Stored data

--

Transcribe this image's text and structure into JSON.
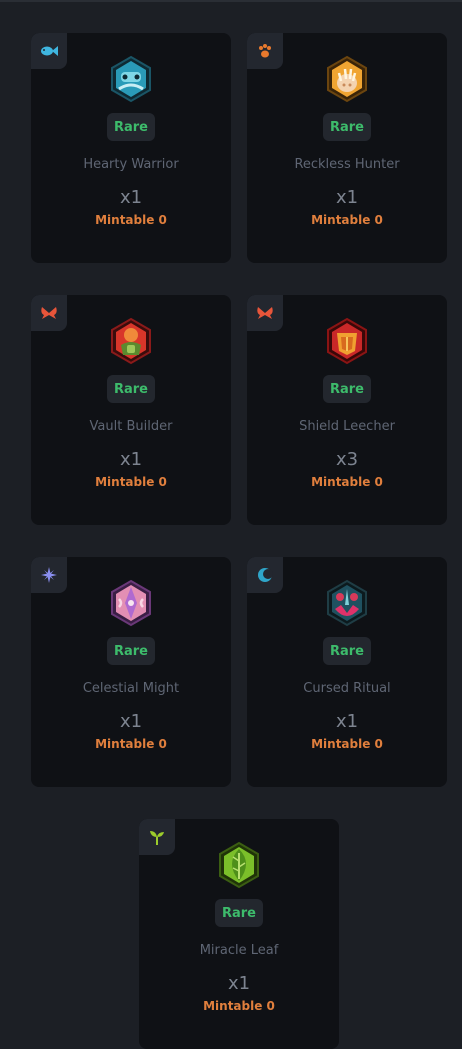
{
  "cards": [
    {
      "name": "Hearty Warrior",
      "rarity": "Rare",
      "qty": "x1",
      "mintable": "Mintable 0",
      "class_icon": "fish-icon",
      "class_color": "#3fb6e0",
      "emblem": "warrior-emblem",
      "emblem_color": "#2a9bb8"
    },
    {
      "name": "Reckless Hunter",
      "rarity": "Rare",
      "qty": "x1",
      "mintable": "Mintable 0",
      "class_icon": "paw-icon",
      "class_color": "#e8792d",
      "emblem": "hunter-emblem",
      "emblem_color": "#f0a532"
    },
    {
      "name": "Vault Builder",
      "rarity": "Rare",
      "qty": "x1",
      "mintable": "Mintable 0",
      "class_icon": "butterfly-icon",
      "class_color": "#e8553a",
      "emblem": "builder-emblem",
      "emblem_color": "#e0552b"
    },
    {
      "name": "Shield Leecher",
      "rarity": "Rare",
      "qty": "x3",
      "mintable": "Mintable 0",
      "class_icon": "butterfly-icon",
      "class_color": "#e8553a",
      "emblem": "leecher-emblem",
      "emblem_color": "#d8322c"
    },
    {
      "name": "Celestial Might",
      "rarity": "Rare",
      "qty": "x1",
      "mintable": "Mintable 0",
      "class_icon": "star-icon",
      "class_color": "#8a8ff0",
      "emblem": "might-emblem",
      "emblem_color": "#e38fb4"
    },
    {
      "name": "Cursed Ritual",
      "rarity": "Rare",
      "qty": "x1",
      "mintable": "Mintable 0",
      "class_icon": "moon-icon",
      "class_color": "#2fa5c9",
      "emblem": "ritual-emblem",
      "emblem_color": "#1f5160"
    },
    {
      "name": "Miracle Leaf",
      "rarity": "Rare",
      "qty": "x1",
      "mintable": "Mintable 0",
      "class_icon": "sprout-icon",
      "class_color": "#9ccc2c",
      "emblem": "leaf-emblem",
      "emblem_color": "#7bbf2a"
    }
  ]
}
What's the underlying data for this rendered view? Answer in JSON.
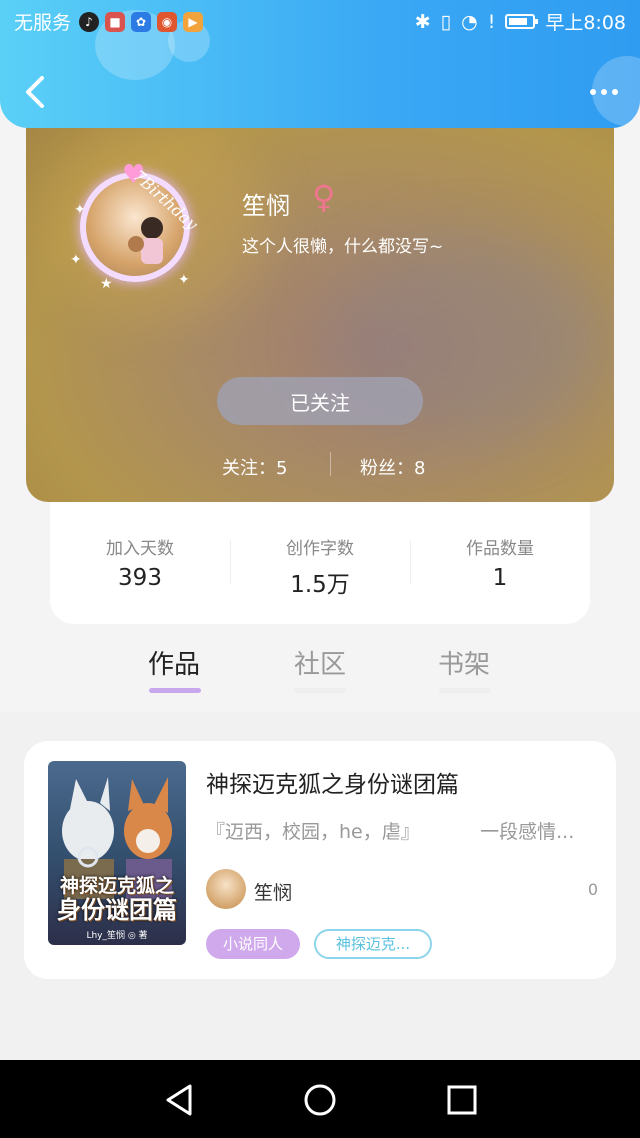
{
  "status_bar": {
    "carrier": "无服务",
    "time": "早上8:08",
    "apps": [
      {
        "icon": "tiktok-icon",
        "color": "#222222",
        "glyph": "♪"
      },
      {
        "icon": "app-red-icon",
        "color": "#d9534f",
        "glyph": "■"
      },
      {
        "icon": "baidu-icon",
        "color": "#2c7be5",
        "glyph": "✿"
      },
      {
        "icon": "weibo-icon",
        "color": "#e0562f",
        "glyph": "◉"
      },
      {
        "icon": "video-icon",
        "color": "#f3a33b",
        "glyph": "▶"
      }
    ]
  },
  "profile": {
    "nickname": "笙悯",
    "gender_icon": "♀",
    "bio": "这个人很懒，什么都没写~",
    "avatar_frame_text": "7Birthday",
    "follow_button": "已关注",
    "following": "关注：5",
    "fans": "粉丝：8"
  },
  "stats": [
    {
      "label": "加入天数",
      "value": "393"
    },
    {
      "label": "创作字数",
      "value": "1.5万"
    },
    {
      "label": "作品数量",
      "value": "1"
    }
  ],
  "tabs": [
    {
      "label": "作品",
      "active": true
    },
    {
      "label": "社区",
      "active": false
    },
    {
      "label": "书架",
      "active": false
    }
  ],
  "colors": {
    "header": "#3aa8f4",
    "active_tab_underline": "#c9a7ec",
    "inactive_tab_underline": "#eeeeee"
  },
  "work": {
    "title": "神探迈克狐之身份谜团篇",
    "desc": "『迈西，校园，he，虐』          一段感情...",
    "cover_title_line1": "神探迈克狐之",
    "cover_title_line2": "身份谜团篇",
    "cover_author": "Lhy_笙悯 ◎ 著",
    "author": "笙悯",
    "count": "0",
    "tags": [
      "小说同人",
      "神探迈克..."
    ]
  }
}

--

→ **Exercise brief**: Omit each picture, then return all of the listing exactly as it stands.

→ **The completed task**:
Transcribe this image's text and structure into JSON.
{
  "cards": [
    {
      "name": "Hearty Warrior",
      "rarity": "Rare",
      "qty": "x1",
      "mintable": "Mintable 0",
      "class_icon": "fish-icon",
      "class_color": "#3fb6e0",
      "emblem": "warrior-emblem",
      "emblem_color": "#2a9bb8"
    },
    {
      "name": "Reckless Hunter",
      "rarity": "Rare",
      "qty": "x1",
      "mintable": "Mintable 0",
      "class_icon": "paw-icon",
      "class_color": "#e8792d",
      "emblem": "hunter-emblem",
      "emblem_color": "#f0a532"
    },
    {
      "name": "Vault Builder",
      "rarity": "Rare",
      "qty": "x1",
      "mintable": "Mintable 0",
      "class_icon": "butterfly-icon",
      "class_color": "#e8553a",
      "emblem": "builder-emblem",
      "emblem_color": "#e0552b"
    },
    {
      "name": "Shield Leecher",
      "rarity": "Rare",
      "qty": "x3",
      "mintable": "Mintable 0",
      "class_icon": "butterfly-icon",
      "class_color": "#e8553a",
      "emblem": "leecher-emblem",
      "emblem_color": "#d8322c"
    },
    {
      "name": "Celestial Might",
      "rarity": "Rare",
      "qty": "x1",
      "mintable": "Mintable 0",
      "class_icon": "star-icon",
      "class_color": "#8a8ff0",
      "emblem": "might-emblem",
      "emblem_color": "#e38fb4"
    },
    {
      "name": "Cursed Ritual",
      "rarity": "Rare",
      "qty": "x1",
      "mintable": "Mintable 0",
      "class_icon": "moon-icon",
      "class_color": "#2fa5c9",
      "emblem": "ritual-emblem",
      "emblem_color": "#1f5160"
    },
    {
      "name": "Miracle Leaf",
      "rarity": "Rare",
      "qty": "x1",
      "mintable": "Mintable 0",
      "class_icon": "sprout-icon",
      "class_color": "#9ccc2c",
      "emblem": "leaf-emblem",
      "emblem_color": "#7bbf2a"
    }
  ]
}
What's the underlying data for this rendered view? Answer in JSON.
{
  "status_bar": {
    "carrier": "无服务",
    "time": "早上8:08",
    "apps": [
      {
        "icon": "tiktok-icon",
        "color": "#222222",
        "glyph": "♪"
      },
      {
        "icon": "app-red-icon",
        "color": "#d9534f",
        "glyph": "■"
      },
      {
        "icon": "baidu-icon",
        "color": "#2c7be5",
        "glyph": "✿"
      },
      {
        "icon": "weibo-icon",
        "color": "#e0562f",
        "glyph": "◉"
      },
      {
        "icon": "video-icon",
        "color": "#f3a33b",
        "glyph": "▶"
      }
    ]
  },
  "profile": {
    "nickname": "笙悯",
    "gender_icon": "♀",
    "bio": "这个人很懒，什么都没写~",
    "avatar_frame_text": "7Birthday",
    "follow_button": "已关注",
    "following": "关注：5",
    "fans": "粉丝：8"
  },
  "stats": [
    {
      "label": "加入天数",
      "value": "393"
    },
    {
      "label": "创作字数",
      "value": "1.5万"
    },
    {
      "label": "作品数量",
      "value": "1"
    }
  ],
  "tabs": [
    {
      "label": "作品",
      "active": true
    },
    {
      "label": "社区",
      "active": false
    },
    {
      "label": "书架",
      "active": false
    }
  ],
  "colors": {
    "header": "#3aa8f4",
    "active_tab_underline": "#c9a7ec",
    "inactive_tab_underline": "#eeeeee"
  },
  "work": {
    "title": "神探迈克狐之身份谜团篇",
    "desc": "『迈西，校园，he，虐』          一段感情...",
    "cover_title_line1": "神探迈克狐之",
    "cover_title_line2": "身份谜团篇",
    "cover_author": "Lhy_笙悯 ◎ 著",
    "author": "笙悯",
    "count": "0",
    "tags": [
      "小说同人",
      "神探迈克..."
    ]
  }
}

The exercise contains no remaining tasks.